• WORKING DATA
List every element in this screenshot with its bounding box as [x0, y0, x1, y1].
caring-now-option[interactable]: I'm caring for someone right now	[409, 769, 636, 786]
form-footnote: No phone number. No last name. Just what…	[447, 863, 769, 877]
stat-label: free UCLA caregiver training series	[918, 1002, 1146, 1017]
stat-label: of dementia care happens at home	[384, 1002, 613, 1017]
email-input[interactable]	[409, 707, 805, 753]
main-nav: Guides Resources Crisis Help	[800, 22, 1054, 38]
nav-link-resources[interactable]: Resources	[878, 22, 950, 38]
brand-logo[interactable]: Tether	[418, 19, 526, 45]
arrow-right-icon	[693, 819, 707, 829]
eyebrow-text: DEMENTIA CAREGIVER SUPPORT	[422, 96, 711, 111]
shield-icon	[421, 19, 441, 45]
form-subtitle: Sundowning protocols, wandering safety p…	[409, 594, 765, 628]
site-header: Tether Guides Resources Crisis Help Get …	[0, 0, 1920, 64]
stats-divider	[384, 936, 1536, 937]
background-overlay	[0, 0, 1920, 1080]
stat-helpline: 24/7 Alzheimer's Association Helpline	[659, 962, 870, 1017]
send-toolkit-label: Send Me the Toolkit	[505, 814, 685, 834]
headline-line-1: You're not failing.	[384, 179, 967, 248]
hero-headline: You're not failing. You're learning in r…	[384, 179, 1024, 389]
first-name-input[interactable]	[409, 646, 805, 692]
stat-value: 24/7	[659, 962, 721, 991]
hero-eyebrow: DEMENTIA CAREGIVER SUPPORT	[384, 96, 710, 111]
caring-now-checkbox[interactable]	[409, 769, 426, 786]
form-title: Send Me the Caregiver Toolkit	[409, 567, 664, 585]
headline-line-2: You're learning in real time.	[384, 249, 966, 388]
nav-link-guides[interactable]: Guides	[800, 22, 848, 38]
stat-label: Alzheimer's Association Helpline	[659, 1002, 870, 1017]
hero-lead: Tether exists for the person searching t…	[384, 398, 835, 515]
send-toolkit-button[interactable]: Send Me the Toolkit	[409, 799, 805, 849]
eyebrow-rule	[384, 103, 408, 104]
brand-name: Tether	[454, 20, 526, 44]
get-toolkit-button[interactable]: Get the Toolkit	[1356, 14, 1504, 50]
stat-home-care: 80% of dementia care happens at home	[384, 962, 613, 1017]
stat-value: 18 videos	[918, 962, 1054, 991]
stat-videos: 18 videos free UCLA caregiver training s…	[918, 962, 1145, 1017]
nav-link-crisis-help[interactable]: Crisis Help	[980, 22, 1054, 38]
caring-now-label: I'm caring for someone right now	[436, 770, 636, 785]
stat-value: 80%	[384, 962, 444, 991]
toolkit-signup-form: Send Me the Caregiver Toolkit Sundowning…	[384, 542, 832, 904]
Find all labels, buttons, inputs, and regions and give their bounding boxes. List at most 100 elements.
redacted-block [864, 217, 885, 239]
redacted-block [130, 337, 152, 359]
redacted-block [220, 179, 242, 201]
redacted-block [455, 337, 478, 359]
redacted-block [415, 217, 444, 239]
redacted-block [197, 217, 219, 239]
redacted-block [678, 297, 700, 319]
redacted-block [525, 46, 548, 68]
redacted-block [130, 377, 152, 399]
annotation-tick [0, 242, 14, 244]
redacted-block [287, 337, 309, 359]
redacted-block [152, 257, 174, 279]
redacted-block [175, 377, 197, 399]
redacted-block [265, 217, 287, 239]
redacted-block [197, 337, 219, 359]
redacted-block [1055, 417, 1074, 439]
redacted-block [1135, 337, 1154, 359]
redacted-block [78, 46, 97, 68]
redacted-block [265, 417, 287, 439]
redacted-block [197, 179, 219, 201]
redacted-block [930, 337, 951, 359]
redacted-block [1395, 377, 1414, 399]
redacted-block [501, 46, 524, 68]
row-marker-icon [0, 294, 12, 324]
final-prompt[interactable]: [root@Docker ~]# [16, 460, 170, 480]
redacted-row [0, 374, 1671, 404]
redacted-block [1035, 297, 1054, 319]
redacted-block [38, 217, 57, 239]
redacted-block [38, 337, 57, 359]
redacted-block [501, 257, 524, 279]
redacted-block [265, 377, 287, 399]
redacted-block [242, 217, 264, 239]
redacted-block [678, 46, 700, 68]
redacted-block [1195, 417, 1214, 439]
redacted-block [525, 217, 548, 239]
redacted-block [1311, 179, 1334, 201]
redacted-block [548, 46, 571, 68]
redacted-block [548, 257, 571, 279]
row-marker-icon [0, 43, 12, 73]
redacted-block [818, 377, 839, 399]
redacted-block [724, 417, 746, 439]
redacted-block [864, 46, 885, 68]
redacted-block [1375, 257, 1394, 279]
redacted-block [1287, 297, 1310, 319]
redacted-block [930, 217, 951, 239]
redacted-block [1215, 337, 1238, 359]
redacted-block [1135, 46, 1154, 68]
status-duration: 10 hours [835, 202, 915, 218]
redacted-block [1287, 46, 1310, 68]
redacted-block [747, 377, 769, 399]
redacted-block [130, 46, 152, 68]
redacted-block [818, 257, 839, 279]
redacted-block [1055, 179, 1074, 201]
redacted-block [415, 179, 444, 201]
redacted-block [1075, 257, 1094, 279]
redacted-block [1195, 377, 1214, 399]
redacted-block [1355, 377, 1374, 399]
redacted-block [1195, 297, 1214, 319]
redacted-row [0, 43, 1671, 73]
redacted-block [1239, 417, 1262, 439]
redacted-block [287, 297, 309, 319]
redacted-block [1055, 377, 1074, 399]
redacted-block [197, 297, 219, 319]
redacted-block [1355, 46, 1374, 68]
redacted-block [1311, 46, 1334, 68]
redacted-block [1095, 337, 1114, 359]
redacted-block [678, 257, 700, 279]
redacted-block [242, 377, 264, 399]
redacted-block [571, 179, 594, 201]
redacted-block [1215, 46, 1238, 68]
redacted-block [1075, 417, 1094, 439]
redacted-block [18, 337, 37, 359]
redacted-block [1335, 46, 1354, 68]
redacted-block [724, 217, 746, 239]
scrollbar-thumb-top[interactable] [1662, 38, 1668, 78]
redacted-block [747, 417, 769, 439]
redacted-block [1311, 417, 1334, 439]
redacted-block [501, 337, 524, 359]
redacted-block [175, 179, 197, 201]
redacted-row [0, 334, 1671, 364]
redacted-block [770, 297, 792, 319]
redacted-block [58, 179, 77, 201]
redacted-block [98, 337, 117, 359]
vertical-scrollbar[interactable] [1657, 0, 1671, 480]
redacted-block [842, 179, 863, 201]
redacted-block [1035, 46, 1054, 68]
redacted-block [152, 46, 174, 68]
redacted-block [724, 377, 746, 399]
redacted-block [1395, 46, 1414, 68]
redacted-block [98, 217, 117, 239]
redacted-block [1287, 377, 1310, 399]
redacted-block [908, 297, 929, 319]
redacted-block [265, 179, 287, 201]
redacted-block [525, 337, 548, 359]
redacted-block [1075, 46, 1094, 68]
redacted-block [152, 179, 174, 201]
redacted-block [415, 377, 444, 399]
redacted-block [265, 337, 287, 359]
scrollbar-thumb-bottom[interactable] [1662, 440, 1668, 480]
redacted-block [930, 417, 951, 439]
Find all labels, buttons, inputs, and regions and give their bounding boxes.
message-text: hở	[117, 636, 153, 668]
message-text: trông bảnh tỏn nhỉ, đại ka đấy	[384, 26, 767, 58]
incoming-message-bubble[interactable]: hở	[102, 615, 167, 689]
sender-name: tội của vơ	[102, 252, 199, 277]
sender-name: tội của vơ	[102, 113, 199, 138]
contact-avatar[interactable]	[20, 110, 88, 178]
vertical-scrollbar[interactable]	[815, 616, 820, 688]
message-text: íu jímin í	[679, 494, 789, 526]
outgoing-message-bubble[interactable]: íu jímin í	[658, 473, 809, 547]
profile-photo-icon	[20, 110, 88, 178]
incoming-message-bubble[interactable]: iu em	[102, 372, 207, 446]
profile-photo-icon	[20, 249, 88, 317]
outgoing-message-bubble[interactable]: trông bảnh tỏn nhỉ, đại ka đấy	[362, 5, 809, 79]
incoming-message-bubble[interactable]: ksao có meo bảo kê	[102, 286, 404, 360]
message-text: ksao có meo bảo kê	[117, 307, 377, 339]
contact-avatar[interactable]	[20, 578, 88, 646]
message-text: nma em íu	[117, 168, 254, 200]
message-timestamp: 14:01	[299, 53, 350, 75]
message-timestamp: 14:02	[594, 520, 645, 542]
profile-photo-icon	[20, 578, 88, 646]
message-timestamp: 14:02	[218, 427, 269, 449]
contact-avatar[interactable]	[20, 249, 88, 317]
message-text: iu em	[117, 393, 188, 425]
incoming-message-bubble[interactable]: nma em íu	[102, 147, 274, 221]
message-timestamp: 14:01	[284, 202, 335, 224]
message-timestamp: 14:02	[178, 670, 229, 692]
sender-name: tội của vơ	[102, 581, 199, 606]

• YOUR OBJECTIVE
Arrange the items as a numbered list, from the first line through the line containing "22, 848, 38]", both inclusive, and omit any blank lines.

• ANSWER BELOW
1. List every element in this screenshot with its bounding box as [x0, y0, x1, y1].
2. caring-now-option[interactable]: I'm caring for someone right now	[409, 769, 636, 786]
3. form-footnote: No phone number. No last name. Just what…	[447, 863, 769, 877]
4. stat-label: free UCLA caregiver training series	[918, 1002, 1146, 1017]
5. stat-label: of dementia care happens at home	[384, 1002, 613, 1017]
6. email-input[interactable]	[409, 707, 805, 753]
7. main-nav: Guides Resources Crisis Help	[800, 22, 1054, 38]
8. nav-link-resources[interactable]: Resources	[878, 22, 950, 38]
9. brand-logo[interactable]: Tether	[418, 19, 526, 45]
10. arrow-right-icon	[693, 819, 707, 829]
11. eyebrow-text: DEMENTIA CAREGIVER SUPPORT	[422, 96, 711, 111]
12. shield-icon	[421, 19, 441, 45]
13. form-subtitle: Sundowning protocols, wandering safety p…	[409, 594, 765, 628]
14. site-header: Tether Guides Resources Crisis Help Get …	[0, 0, 1920, 64]
15. stats-divider	[384, 936, 1536, 937]
16. background-overlay	[0, 0, 1920, 1080]
17. stat-helpline: 24/7 Alzheimer's Association Helpline	[659, 962, 870, 1017]
18. send-toolkit-label: Send Me the Toolkit	[505, 814, 685, 834]
19. headline-line-1: You're not failing.	[384, 179, 967, 248]
20. hero-headline: You're not failing. You're learning in r…	[384, 179, 1024, 389]
21. first-name-input[interactable]	[409, 646, 805, 692]
22. stat-value: 24/7	[659, 962, 721, 991]
23. hero-eyebrow: DEMENTIA CAREGIVER SUPPORT	[384, 96, 710, 111]
24. caring-now-checkbox[interactable]	[409, 769, 426, 786]
25. form-title: Send Me the Caregiver Toolkit	[409, 567, 664, 585]
26. headline-line-2: You're learning in real time.	[384, 249, 966, 388]
27. nav-link-guides[interactable]: Guides	[800, 22, 848, 38]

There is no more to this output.